## Stated exercise A
In the listing, set down the stretch from the line that contains "comment-date-location: 8-13 · 河北" through the line that contains "broken-heart-icon[interactable] (990, 795, 1038, 843)", both included, copying each line unchanged.

## Document extract

_ _ _ _

/*******************************************************************************
*
* McStas, neutron ray-tracing package
*         Copyright 1997-2002, All rights reserved
*         Risoe National Laboratory, Roskilde, Denmark
*         Institut Laue Langevin, Grenoble, France
*
* Component: Res_sample
*
* %I
* Written by: Kristian Nielsen
* Date: 1999
* Origin: Risoe
* Modified by: T. Weber, Nov 2020: updated for McStas 3 / OpenACC
*
* Sample for resolution function calculation.
*
* %D
* An inelastic sample with completely uniform scattering in both Q and
* energy. This sample is used together with the Res_monitor component and
* (optionally) the mcresplot front-end to compute the resolution function of
* triple-axis or inverse-geometry time-of-flight instruments.
*
* The shape of the sample is either a hollow cylinder or a rectangular box. The
* hollow cylinder shape is specified with an inner and outer radius.
* The box is specified with dimensions xwidth, yheight, zdepth.
*
* The scattered neutrons will have directions towards a given disk and
* energies betweed E0-dE and E0+dE.

_ _ _ _

## Stated exercise B
Supply the next part of the header comment for the Res_sample component, beginning after its final sentence.

_ _ _ _

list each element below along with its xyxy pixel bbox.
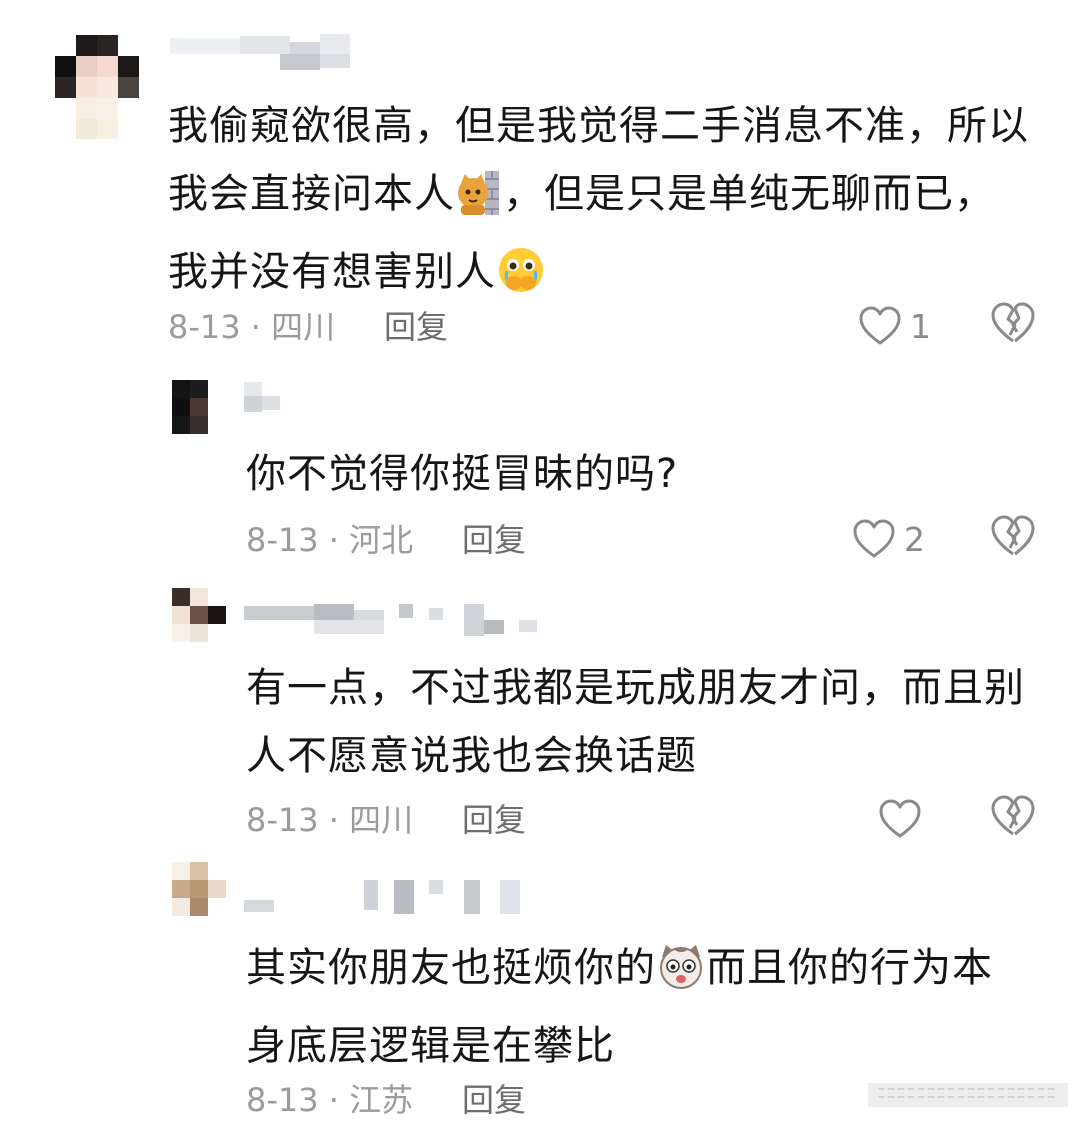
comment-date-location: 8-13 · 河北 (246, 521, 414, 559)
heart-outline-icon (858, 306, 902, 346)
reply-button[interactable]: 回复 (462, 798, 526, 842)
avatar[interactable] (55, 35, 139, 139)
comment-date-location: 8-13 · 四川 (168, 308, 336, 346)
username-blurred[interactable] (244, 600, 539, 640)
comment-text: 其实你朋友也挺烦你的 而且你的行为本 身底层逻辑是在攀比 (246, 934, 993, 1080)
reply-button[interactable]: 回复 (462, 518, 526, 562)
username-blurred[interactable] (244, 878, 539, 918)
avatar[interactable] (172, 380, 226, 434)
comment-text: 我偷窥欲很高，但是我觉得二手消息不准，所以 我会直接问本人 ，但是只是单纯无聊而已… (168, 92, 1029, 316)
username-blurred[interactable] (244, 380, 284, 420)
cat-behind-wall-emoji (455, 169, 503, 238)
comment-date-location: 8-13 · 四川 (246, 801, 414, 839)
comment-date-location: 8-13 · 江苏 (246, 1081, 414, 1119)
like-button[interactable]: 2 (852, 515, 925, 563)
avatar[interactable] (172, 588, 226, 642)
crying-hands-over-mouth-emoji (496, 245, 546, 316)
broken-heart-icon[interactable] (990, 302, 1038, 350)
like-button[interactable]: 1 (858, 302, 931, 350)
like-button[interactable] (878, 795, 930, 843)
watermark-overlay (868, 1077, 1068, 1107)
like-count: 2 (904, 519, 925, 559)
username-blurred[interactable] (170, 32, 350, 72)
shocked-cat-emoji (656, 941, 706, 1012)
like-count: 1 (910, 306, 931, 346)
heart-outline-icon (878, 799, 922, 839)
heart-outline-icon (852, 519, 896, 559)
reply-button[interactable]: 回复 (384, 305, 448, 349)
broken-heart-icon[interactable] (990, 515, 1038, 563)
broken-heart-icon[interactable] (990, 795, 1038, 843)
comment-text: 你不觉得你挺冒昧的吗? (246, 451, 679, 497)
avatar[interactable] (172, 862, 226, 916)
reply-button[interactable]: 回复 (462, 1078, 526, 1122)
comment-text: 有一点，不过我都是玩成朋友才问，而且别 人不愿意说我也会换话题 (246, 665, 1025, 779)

_ _ _ _

## Exercise answer A
comment-date-location: 8-13 · 河北 (246, 521, 414, 559)
heart-outline-icon (858, 306, 902, 346)
reply-button[interactable]: 回复 (462, 798, 526, 842)
avatar[interactable] (55, 35, 139, 139)
comment-date-location: 8-13 · 四川 (168, 308, 336, 346)
username-blurred[interactable] (244, 600, 539, 640)
comment-text: 其实你朋友也挺烦你的 而且你的行为本 身底层逻辑是在攀比 (246, 934, 993, 1080)
reply-button[interactable]: 回复 (462, 518, 526, 562)
username-blurred[interactable] (244, 878, 539, 918)
avatar[interactable] (172, 380, 226, 434)
comment-text: 我偷窥欲很高，但是我觉得二手消息不准，所以 我会直接问本人 ，但是只是单纯无聊而已… (168, 92, 1029, 316)
username-blurred[interactable] (244, 380, 284, 420)
cat-behind-wall-emoji (455, 169, 503, 238)
comment-date-location: 8-13 · 四川 (246, 801, 414, 839)
comment-date-location: 8-13 · 江苏 (246, 1081, 414, 1119)
like-button[interactable]: 2 (852, 515, 925, 563)
avatar[interactable] (172, 588, 226, 642)
crying-hands-over-mouth-emoji (496, 245, 546, 316)
broken-heart-icon[interactable] (990, 302, 1038, 350)
like-button[interactable]: 1 (858, 302, 931, 350)
like-button[interactable] (878, 795, 930, 843)
watermark-overlay (868, 1077, 1068, 1107)
like-count: 2 (904, 519, 925, 559)
username-blurred[interactable] (170, 32, 350, 72)
shocked-cat-emoji (656, 941, 706, 1012)
like-count: 1 (910, 306, 931, 346)
heart-outline-icon (878, 799, 922, 839)
heart-outline-icon (852, 519, 896, 559)
reply-button[interactable]: 回复 (384, 305, 448, 349)
broken-heart-icon[interactable] (990, 515, 1038, 563)
broken-heart-icon[interactable] (990, 795, 1038, 843)

## Exercise answer B
* This target area may also be rectangular if specified focus_xw and focus_yh
* or focus_aw and focus_ah, respectively in meters and degrees.
* The target itself is either situated according to given coordinates (x,y,z), or
* setting the relative target_index of the component to focus at (next is +1).
* This target position will be set to its AT position. When targeting to centered
* components, such as spheres or cylinders, define an Arm component where to focus at.
*
* Example: Res_sample(thickness=0.001,radius=0.02,yheight=0.4,focus_r=0.05, E0=14.6,dE=2, target_x=0, target_y=0, target_z=1)
*
* %P
* INPUT PARAMETERS:
* thickness: [m]     Thickness of hollow cylinder in (x,z) plane 
* radius: [m]        Outer radius of hollow cylinder 
* yheight: [m]       vert. dimension of sample, as a height 
* focus_r: [m]       Radius of sphere containing target.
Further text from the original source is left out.